Exercise requirements: Return the lines beginning at the one that contains "Decode this image" and running to the end of the records, exactly and with nothing else. Omit pictures.

Given data:
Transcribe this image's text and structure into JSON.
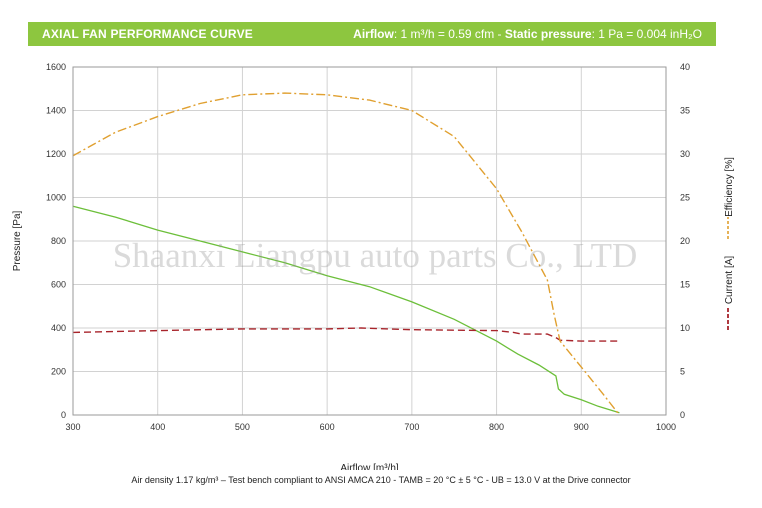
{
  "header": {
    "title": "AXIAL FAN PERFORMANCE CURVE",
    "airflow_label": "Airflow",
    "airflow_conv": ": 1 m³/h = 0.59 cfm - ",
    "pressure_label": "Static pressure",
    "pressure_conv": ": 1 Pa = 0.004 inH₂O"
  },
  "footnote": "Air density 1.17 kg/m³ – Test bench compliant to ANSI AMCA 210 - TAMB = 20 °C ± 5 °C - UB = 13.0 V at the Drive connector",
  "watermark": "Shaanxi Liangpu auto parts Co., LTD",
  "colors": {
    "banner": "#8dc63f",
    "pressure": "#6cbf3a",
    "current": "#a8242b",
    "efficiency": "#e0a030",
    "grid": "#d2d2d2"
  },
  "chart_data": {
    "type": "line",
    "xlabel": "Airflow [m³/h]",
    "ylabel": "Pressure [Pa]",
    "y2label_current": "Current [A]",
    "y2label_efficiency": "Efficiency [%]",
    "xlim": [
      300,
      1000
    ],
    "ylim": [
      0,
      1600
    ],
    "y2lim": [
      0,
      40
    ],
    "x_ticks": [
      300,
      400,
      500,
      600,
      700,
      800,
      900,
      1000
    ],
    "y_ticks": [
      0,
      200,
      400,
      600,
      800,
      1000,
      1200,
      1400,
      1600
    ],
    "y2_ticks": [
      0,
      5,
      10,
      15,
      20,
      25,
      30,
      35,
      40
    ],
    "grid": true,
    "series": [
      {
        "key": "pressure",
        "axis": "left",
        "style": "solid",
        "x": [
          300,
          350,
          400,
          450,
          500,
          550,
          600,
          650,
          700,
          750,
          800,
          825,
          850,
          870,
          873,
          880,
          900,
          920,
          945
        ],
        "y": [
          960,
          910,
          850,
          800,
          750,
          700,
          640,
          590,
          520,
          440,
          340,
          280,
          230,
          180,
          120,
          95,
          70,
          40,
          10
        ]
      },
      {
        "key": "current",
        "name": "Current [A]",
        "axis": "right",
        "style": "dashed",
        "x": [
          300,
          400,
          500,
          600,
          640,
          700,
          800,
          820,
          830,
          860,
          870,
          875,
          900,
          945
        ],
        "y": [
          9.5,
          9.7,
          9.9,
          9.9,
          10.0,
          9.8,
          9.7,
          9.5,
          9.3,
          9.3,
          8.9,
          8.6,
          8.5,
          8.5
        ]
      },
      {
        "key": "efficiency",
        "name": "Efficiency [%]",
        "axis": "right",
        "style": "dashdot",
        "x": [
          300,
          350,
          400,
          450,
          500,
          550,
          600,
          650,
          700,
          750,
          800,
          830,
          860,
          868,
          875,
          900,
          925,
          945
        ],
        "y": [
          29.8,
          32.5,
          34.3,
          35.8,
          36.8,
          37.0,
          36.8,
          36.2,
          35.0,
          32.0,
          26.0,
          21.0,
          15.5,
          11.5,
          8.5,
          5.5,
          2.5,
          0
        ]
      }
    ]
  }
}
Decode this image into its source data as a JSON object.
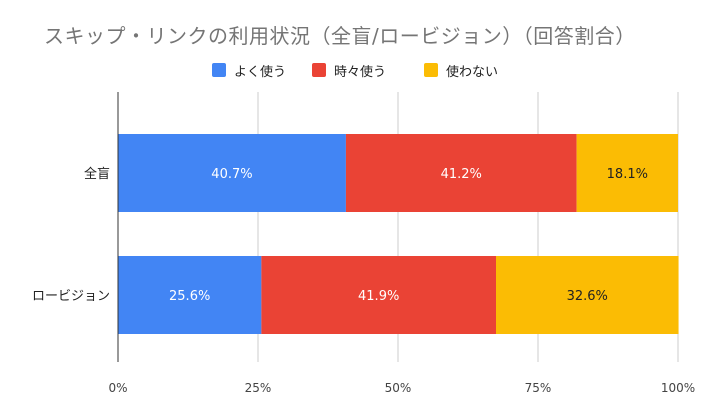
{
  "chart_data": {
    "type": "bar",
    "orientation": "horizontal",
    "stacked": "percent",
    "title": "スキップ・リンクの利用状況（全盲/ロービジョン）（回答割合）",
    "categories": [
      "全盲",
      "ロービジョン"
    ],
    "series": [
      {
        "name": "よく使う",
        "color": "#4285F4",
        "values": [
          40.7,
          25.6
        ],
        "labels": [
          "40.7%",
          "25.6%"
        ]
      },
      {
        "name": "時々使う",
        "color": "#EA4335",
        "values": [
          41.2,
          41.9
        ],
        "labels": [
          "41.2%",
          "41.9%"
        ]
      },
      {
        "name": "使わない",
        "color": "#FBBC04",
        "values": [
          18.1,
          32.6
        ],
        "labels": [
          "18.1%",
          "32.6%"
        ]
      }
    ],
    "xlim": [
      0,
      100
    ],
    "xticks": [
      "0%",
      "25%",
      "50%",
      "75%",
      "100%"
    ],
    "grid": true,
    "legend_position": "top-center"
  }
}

Solution to this task:
Decode this image into its source data as a JSON object.
{
  "chart_data": {
    "type": "bar",
    "orientation": "horizontal",
    "stacked": "percent",
    "title": "スキップ・リンクの利用状況（全盲/ロービジョン）（回答割合）",
    "categories": [
      "全盲",
      "ロービジョン"
    ],
    "series": [
      {
        "name": "よく使う",
        "color": "#4285F4",
        "values": [
          40.7,
          25.6
        ],
        "labels": [
          "40.7%",
          "25.6%"
        ]
      },
      {
        "name": "時々使う",
        "color": "#EA4335",
        "values": [
          41.2,
          41.9
        ],
        "labels": [
          "41.2%",
          "41.9%"
        ]
      },
      {
        "name": "使わない",
        "color": "#FBBC04",
        "values": [
          18.1,
          32.6
        ],
        "labels": [
          "18.1%",
          "32.6%"
        ]
      }
    ],
    "xlim": [
      0,
      100
    ],
    "xticks": [
      "0%",
      "25%",
      "50%",
      "75%",
      "100%"
    ],
    "grid": true,
    "legend_position": "top-center"
  }
}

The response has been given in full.